● **TASK STATEMENT**
Print out every line, exactly as written.

● **GIVEN RECORDS**
(begin)

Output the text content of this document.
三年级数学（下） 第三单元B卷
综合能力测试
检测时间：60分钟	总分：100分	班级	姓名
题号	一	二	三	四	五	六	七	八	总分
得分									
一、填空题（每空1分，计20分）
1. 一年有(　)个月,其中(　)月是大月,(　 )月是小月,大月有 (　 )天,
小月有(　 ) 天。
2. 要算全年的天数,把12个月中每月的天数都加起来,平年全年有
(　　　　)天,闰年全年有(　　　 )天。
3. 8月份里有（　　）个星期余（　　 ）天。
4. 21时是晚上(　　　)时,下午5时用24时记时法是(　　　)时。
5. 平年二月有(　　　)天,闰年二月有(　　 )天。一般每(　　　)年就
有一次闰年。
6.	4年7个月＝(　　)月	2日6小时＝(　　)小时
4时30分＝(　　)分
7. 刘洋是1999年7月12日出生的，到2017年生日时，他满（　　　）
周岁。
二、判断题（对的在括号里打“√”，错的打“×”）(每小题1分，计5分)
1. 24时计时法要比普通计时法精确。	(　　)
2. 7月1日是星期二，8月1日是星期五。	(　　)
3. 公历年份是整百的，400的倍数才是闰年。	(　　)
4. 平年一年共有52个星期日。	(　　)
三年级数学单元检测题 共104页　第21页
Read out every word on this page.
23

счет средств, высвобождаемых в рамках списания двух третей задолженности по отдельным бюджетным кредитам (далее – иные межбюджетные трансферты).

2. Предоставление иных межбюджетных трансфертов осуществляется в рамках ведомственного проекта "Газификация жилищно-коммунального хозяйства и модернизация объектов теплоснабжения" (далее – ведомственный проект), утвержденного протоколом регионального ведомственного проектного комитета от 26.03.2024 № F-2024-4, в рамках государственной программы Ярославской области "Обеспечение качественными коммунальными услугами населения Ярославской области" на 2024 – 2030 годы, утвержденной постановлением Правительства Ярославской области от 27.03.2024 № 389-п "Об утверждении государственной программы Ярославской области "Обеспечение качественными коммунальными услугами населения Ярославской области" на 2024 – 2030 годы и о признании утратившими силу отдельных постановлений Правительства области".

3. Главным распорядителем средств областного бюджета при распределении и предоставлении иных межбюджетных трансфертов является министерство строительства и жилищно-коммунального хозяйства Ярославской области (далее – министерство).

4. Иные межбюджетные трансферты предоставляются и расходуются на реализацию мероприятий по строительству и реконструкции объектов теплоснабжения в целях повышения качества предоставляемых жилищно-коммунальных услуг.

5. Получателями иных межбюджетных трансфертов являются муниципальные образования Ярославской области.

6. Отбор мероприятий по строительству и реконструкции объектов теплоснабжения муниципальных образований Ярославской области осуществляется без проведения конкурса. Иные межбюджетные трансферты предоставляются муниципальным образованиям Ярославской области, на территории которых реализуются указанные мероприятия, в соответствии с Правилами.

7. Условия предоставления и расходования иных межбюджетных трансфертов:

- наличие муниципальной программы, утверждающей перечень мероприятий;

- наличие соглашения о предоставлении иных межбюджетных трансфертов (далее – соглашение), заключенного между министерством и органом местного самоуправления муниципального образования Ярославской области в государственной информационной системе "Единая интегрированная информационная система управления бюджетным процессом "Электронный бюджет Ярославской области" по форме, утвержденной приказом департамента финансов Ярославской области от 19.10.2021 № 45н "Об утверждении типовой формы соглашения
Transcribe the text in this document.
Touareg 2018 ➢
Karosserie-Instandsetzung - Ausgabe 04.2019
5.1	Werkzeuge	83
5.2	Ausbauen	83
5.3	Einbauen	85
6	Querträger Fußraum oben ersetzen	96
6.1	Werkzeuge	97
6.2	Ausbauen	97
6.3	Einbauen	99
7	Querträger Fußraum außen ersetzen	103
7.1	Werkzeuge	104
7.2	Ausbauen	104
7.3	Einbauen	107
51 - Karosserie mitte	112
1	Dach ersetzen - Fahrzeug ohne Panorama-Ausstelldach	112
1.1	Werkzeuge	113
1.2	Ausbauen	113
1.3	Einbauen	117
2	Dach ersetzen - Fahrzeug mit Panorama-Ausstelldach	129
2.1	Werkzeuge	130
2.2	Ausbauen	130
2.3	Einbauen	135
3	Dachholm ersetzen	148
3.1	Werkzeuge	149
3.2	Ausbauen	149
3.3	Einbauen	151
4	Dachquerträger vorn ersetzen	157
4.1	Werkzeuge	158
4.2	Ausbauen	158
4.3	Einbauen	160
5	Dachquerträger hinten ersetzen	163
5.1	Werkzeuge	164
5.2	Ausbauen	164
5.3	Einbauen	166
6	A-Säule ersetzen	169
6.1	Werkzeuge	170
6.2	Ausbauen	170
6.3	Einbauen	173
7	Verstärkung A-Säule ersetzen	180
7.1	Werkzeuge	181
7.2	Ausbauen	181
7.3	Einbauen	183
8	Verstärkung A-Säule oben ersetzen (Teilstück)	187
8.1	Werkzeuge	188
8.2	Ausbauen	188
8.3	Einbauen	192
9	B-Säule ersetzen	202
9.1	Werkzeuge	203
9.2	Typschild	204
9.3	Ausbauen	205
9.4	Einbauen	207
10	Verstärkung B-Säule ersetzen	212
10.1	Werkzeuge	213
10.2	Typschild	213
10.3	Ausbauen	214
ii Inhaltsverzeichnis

(end)

● **COMPLETED TASK**
Output the text content of this document.
三年级数学（下） 第三单元B卷
综合能力测试
检测时间：60分钟	总分：100分	班级	姓名
题号	一	二	三	四	五	六	七	八	总分
得分									
一、填空题（每空1分，计20分）
1. 一年有(　)个月,其中(　)月是大月,(　 )月是小月,大月有 (　 )天,
小月有(　 ) 天。
2. 要算全年的天数,把12个月中每月的天数都加起来,平年全年有
(　　　　)天,闰年全年有(　　　 )天。
3. 8月份里有（　　）个星期余（　　 ）天。
4. 21时是晚上(　　　)时,下午5时用24时记时法是(　　　)时。
5. 平年二月有(　　　)天,闰年二月有(　　 )天。一般每(　　　)年就
有一次闰年。
6.	4年7个月＝(　　)月	2日6小时＝(　　)小时
4时30分＝(　　)分
7. 刘洋是1999年7月12日出生的，到2017年生日时，他满（　　　）
周岁。
二、判断题（对的在括号里打“√”，错的打“×”）(每小题1分，计5分)
1. 24时计时法要比普通计时法精确。	(　　)
2. 7月1日是星期二，8月1日是星期五。	(　　)
3. 公历年份是整百的，400的倍数才是闰年。	(　　)
4. 平年一年共有52个星期日。	(　　)
三年级数学单元检测题 共104页　第21页
Read out every word on this page.
23

счет средств, высвобождаемых в рамках списания двух третей задолженности по отдельным бюджетным кредитам (далее – иные межбюджетные трансферты).

2. Предоставление иных межбюджетных трансфертов осуществляется в рамках ведомственного проекта "Газификация жилищно-коммунального хозяйства и модернизация объектов теплоснабжения" (далее – ведомственный проект), утвержденного протоколом регионального ведомственного проектного комитета от 26.03.2024 № F-2024-4, в рамках государственной программы Ярославской области "Обеспечение качественными коммунальными услугами населения Ярославской области" на 2024 – 2030 годы, утвержденной постановлением Правительства Ярославской области от 27.03.2024 № 389-п "Об утверждении государственной программы Ярославской области "Обеспечение качественными коммунальными услугами населения Ярославской области" на 2024 – 2030 годы и о признании утратившими силу отдельных постановлений Правительства области".

3. Главным распорядителем средств областного бюджета при распределении и предоставлении иных межбюджетных трансфертов является министерство строительства и жилищно-коммунального хозяйства Ярославской области (далее – министерство).

4. Иные межбюджетные трансферты предоставляются и расходуются на реализацию мероприятий по строительству и реконструкции объектов теплоснабжения в целях повышения качества предоставляемых жилищно-коммунальных услуг.

5. Получателями иных межбюджетных трансфертов являются муниципальные образования Ярославской области.

6. Отбор мероприятий по строительству и реконструкции объектов теплоснабжения муниципальных образований Ярославской области осуществляется без проведения конкурса. Иные межбюджетные трансферты предоставляются муниципальным образованиям Ярославской области, на территории которых реализуются указанные мероприятия, в соответствии с Правилами.

7. Условия предоставления и расходования иных межбюджетных трансфертов:

- наличие муниципальной программы, утверждающей перечень мероприятий;

- наличие соглашения о предоставлении иных межбюджетных трансфертов (далее – соглашение), заключенного между министерством и органом местного самоуправления муниципального образования Ярославской области в государственной информационной системе "Единая интегрированная информационная система управления бюджетным процессом "Электронный бюджет Ярославской области" по форме, утвержденной приказом департамента финансов Ярославской области от 19.10.2021 № 45н "Об утверждении типовой формы соглашения
Transcribe the text in this document.
Touareg 2018 ➢
Karosserie-Instandsetzung - Ausgabe 04.2019
5.1	Werkzeuge	83
5.2	Ausbauen	83
5.3	Einbauen	85
6	Querträger Fußraum oben ersetzen	96
6.1	Werkzeuge	97
6.2	Ausbauen	97
6.3	Einbauen	99
7	Querträger Fußraum außen ersetzen	103
7.1	Werkzeuge	104
7.2	Ausbauen	104
7.3	Einbauen	107
51 - Karosserie mitte	112
1	Dach ersetzen - Fahrzeug ohne Panorama-Ausstelldach	112
1.1	Werkzeuge	113
1.2	Ausbauen	113
1.3	Einbauen	117
2	Dach ersetzen - Fahrzeug mit Panorama-Ausstelldach	129
2.1	Werkzeuge	130
2.2	Ausbauen	130
2.3	Einbauen	135
3	Dachholm ersetzen	148
3.1	Werkzeuge	149
3.2	Ausbauen	149
3.3	Einbauen	151
4	Dachquerträger vorn ersetzen	157
4.1	Werkzeuge	158
4.2	Ausbauen	158
4.3	Einbauen	160
5	Dachquerträger hinten ersetzen	163
5.1	Werkzeuge	164
5.2	Ausbauen	164
5.3	Einbauen	166
6	A-Säule ersetzen	169
6.1	Werkzeuge	170
6.2	Ausbauen	170
6.3	Einbauen	173
7	Verstärkung A-Säule ersetzen	180
7.1	Werkzeuge	181
7.2	Ausbauen	181
7.3	Einbauen	183
8	Verstärkung A-Säule oben ersetzen (Teilstück)	187
8.1	Werkzeuge	188
8.2	Ausbauen	188
8.3	Einbauen	192
9	B-Säule ersetzen	202
9.1	Werkzeuge	203
9.2	Typschild	204
9.3	Ausbauen	205
9.4	Einbauen	207
10	Verstärkung B-Säule ersetzen	212
10.1	Werkzeuge	213
10.2	Typschild	213
10.3	Ausbauen	214
ii Inhaltsverzeichnis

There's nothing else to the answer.